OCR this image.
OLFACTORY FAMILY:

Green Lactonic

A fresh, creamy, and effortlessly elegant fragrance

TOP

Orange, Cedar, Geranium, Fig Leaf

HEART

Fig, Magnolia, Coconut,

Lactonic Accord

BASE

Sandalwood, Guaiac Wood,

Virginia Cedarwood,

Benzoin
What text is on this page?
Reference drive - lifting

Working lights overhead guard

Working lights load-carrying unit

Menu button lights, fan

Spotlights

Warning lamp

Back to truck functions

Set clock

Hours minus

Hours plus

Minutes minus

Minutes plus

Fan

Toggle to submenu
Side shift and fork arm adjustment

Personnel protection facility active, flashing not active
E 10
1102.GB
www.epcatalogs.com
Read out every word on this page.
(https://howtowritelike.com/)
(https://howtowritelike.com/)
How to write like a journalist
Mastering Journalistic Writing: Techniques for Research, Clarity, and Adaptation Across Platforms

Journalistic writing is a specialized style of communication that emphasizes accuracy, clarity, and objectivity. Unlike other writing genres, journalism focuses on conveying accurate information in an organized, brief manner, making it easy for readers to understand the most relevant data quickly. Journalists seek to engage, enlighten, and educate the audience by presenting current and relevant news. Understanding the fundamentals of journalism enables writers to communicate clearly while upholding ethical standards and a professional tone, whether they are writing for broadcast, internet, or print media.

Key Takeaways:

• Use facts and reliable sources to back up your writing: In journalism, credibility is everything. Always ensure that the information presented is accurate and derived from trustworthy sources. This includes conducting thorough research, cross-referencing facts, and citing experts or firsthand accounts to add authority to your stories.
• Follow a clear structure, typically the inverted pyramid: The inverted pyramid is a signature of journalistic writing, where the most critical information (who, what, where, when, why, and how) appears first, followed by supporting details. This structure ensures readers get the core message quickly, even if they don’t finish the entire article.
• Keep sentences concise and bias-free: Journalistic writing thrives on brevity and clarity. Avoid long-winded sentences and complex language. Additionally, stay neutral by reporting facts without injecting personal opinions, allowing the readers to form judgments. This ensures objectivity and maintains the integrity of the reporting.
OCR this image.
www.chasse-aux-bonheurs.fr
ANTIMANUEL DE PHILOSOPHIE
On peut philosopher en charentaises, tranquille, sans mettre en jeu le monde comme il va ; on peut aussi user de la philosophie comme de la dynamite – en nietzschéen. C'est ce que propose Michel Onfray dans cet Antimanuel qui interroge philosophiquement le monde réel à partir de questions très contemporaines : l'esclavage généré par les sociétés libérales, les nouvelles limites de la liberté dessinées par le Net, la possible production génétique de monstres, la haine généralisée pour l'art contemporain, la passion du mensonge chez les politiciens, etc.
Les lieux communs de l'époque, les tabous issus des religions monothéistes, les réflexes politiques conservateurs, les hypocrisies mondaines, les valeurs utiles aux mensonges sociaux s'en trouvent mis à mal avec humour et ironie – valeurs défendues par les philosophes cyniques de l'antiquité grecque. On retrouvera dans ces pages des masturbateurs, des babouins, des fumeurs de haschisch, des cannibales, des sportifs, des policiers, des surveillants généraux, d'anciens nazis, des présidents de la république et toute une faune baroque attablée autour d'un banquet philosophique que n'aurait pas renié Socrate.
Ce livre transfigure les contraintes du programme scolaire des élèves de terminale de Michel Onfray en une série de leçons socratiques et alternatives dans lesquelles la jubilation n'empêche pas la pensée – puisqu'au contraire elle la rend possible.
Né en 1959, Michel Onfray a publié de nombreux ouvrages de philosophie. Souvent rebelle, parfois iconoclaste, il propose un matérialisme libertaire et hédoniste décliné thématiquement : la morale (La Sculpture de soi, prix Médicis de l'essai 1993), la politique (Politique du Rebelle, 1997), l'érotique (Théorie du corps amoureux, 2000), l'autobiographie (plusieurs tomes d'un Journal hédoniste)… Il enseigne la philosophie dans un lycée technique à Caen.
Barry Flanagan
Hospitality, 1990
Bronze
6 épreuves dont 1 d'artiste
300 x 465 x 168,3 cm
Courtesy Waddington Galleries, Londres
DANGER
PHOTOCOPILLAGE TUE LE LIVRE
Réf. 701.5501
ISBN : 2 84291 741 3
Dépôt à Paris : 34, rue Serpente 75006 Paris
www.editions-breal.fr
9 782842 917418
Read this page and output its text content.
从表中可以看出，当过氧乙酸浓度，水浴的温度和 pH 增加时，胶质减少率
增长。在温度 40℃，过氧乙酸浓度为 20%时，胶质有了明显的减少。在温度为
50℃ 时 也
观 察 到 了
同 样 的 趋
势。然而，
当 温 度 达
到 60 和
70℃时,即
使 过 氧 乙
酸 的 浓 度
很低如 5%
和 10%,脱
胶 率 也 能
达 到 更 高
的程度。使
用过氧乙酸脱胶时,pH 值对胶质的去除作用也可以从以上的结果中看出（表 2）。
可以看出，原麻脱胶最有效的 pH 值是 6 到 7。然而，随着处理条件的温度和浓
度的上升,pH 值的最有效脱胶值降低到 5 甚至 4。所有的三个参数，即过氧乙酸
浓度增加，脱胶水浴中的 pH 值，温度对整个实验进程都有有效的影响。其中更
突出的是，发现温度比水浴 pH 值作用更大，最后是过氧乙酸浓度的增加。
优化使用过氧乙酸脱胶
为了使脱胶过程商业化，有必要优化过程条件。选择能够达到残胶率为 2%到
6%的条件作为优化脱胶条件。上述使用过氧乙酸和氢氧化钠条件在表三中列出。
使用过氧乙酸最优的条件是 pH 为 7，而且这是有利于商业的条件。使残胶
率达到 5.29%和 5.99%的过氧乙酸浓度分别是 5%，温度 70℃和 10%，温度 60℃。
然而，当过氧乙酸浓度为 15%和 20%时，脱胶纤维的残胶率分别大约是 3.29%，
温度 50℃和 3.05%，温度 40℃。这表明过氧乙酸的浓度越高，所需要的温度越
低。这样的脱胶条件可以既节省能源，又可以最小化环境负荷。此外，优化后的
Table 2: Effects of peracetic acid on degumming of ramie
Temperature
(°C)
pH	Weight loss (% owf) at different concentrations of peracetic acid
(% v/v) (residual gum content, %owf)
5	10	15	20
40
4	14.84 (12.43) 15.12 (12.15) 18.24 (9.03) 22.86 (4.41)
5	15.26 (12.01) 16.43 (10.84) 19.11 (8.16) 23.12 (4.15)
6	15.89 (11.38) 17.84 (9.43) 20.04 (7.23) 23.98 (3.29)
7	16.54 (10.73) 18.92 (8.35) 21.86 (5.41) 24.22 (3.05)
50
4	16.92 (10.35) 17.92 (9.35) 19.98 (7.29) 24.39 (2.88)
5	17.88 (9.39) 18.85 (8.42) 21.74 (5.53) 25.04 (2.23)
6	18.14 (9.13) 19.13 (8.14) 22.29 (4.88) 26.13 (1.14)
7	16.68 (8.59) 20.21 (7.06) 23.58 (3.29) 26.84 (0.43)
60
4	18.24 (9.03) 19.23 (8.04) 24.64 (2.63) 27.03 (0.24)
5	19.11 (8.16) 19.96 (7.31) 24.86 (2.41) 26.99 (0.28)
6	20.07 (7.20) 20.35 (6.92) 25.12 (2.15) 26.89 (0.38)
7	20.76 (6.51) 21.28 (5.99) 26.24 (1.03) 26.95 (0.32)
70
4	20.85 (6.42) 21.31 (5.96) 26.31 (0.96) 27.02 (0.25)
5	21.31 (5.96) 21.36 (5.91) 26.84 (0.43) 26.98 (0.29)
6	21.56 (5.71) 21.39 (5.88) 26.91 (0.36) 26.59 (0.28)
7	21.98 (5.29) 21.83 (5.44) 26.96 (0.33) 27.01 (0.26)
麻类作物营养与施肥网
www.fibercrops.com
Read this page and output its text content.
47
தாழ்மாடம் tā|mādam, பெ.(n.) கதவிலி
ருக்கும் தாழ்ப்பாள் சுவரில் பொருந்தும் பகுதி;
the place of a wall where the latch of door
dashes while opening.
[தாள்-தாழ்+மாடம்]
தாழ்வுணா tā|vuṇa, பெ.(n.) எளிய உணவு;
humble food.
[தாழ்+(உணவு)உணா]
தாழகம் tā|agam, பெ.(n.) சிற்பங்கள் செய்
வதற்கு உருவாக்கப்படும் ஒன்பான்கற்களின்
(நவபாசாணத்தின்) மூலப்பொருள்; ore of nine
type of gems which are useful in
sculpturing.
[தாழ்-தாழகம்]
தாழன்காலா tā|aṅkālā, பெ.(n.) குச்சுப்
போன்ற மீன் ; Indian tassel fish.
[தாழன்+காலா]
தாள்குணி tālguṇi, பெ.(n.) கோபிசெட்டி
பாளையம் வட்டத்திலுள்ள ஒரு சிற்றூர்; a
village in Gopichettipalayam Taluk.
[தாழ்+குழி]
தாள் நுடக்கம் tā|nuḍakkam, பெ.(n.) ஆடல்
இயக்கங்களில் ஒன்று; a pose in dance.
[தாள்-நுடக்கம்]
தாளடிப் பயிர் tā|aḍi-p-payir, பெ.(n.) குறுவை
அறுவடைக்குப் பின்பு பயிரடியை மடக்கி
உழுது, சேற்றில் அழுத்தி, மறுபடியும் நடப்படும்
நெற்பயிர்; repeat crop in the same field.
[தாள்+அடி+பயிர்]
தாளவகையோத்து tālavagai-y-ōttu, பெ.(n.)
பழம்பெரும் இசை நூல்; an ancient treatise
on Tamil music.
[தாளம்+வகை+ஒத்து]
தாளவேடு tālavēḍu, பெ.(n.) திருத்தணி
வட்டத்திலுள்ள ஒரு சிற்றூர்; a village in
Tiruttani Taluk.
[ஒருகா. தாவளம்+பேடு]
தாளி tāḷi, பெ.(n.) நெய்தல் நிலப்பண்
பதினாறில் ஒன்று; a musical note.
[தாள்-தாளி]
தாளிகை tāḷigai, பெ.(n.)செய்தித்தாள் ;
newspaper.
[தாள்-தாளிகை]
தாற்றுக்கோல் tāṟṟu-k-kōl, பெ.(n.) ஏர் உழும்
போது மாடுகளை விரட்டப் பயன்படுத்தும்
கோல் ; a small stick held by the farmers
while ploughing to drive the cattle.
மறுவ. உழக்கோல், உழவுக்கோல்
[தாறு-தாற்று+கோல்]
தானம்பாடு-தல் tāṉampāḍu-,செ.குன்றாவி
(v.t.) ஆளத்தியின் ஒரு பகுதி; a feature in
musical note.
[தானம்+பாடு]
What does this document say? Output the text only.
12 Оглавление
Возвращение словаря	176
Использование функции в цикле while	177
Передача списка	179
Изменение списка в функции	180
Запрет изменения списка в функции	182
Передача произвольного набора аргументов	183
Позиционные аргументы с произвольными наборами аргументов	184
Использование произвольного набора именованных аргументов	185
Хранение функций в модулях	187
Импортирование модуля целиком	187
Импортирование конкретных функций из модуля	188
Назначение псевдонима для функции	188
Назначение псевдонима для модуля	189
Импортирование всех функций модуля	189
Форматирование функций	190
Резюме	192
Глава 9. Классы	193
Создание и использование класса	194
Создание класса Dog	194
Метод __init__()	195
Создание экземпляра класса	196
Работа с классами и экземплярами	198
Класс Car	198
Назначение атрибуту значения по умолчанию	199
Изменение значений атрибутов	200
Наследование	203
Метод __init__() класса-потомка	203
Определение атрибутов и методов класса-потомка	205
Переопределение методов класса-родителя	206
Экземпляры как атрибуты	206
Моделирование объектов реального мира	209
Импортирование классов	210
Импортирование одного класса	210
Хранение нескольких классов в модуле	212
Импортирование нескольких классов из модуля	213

_Stated problem_
Lines containing the string "journalism" are to be selected and copied.

_Solution_
Journalistic writing is a specialized style of communication that emphasizes accuracy, clarity, and objectivity. Unlike other writing genres, journalism focuses on conveying accurate information in an organized, brief manner, making it easy for readers to understand the most relevant data quickly. Journalists seek to engage, enlighten, and educate the audience by presenting current and relevant news. Understanding the fundamentals of journalism enables writers to communicate clearly while upholding ethical standards and a professional tone, whether they are writing for broadcast, internet, or print media.
• Use facts and reliable sources to back up your writing: In journalism, credibility is everything. Always ensure that the information presented is accurate and derived from trustworthy sources. This includes conducting thorough research, cross-referencing facts, and citing experts or firsthand accounts to add authority to your stories.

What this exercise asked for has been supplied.